#### WHAT NEEDS TO BE DONE
Filter the records below for the word "共通パスワードロック". Copy each line that holds it.

#### DATASET RECORDS
'''

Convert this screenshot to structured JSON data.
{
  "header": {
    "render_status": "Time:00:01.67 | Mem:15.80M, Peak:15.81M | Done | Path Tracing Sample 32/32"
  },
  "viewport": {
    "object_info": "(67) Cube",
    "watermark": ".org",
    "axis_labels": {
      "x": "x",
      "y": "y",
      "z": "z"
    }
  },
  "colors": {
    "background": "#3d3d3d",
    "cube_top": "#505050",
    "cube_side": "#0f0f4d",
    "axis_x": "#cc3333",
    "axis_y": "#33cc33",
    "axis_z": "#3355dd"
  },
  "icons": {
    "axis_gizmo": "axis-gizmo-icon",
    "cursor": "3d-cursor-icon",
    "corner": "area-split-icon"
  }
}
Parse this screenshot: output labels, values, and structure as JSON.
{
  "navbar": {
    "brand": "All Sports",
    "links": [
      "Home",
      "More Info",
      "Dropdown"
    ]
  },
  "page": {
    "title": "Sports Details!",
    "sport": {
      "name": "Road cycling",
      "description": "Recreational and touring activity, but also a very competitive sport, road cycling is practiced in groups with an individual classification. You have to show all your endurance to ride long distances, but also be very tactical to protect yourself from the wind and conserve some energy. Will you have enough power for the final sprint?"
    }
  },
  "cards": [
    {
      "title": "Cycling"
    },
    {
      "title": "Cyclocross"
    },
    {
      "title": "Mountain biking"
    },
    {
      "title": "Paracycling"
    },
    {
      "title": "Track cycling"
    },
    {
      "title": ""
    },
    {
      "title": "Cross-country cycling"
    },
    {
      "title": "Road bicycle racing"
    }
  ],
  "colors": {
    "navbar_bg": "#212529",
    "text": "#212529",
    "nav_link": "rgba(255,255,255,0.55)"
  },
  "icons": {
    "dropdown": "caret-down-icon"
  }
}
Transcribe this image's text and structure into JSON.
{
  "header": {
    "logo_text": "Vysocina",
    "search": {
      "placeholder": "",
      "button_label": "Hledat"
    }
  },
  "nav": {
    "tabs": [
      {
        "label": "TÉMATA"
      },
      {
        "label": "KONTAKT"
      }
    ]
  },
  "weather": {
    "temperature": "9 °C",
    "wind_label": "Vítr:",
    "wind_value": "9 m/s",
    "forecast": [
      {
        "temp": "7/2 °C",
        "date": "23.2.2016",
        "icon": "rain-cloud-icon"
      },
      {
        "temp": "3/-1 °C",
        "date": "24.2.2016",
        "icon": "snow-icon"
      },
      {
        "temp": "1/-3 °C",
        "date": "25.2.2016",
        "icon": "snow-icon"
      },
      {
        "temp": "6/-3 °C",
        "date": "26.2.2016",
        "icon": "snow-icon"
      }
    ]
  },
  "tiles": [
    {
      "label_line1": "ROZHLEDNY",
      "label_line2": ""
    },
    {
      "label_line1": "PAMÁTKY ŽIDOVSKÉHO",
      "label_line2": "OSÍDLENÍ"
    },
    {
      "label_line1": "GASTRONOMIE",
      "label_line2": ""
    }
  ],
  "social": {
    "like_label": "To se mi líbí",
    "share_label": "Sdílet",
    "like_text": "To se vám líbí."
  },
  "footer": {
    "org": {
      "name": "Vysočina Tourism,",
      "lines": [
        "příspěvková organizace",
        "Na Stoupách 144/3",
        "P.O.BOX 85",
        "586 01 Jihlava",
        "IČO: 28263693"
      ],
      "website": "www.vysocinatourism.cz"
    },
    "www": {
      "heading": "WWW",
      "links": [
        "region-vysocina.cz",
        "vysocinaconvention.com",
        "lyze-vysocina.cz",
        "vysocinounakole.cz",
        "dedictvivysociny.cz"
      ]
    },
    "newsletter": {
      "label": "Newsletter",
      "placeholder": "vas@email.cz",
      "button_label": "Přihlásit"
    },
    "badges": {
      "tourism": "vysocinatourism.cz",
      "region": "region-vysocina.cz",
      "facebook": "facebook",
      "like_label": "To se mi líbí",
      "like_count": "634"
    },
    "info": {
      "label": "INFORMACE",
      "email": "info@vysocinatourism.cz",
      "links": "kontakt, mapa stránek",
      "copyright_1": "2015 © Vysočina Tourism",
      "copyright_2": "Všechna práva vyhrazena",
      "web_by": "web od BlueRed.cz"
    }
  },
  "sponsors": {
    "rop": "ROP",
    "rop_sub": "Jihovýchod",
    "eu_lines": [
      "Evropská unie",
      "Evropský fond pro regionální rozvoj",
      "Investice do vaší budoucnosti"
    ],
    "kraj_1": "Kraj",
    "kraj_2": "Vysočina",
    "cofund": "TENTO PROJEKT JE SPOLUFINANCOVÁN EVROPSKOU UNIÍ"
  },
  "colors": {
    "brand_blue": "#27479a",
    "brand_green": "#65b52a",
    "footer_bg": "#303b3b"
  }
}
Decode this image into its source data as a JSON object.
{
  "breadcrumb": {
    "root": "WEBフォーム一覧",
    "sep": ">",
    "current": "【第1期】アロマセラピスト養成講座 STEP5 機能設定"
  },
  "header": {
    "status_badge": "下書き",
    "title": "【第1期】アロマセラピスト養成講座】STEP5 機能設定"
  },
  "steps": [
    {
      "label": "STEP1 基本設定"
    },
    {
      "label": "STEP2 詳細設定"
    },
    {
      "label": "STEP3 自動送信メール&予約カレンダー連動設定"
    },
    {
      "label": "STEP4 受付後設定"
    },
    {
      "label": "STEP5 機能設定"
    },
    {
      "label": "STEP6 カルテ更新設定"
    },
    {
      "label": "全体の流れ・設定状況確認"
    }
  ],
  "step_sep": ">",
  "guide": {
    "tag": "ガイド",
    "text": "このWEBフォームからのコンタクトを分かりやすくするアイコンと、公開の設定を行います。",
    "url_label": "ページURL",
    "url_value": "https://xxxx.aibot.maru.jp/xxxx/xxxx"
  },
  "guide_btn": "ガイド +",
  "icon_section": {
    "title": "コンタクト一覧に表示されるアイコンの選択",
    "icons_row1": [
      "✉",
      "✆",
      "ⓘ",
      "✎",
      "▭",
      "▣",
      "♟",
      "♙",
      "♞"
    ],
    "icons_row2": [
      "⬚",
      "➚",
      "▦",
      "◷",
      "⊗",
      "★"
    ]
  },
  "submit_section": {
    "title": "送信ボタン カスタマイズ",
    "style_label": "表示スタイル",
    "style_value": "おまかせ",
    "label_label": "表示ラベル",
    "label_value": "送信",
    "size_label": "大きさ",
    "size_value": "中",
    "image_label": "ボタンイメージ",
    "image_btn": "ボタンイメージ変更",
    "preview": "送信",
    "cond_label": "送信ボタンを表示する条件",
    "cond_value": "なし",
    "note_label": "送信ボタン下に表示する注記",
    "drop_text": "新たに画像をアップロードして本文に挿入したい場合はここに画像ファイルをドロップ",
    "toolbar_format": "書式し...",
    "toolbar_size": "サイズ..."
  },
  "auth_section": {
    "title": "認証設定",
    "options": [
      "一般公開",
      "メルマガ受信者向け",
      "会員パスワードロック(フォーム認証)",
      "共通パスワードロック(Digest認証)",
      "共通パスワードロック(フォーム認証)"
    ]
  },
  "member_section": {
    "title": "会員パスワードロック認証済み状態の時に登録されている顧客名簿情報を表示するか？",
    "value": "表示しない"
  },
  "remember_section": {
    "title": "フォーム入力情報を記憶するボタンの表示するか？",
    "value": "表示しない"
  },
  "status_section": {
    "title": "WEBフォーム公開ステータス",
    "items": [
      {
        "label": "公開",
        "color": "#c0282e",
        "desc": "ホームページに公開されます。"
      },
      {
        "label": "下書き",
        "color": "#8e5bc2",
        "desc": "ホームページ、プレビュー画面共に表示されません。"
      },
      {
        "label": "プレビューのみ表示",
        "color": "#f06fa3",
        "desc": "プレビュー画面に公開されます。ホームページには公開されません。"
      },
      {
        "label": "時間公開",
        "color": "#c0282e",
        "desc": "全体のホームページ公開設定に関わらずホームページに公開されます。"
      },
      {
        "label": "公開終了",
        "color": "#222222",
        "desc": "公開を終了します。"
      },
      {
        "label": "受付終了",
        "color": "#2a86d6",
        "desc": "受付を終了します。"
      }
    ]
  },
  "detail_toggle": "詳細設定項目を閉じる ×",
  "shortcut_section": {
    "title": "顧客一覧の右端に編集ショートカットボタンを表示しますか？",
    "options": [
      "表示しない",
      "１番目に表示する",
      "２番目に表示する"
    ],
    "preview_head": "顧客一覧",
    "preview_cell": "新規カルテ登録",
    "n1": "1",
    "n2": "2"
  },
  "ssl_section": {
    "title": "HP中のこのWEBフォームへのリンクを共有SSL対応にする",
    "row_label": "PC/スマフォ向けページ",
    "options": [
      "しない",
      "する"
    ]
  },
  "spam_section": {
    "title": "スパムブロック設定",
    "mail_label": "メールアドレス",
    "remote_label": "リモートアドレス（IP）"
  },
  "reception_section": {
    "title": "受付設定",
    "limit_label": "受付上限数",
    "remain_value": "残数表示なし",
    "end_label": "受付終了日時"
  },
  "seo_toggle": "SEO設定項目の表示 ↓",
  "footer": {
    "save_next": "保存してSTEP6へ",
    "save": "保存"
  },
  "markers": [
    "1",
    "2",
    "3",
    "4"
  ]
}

'''

#### PROBLEM SOLUTION
      "共通パスワードロック(Digest認証)",
      "共通パスワードロック(フォーム認証)"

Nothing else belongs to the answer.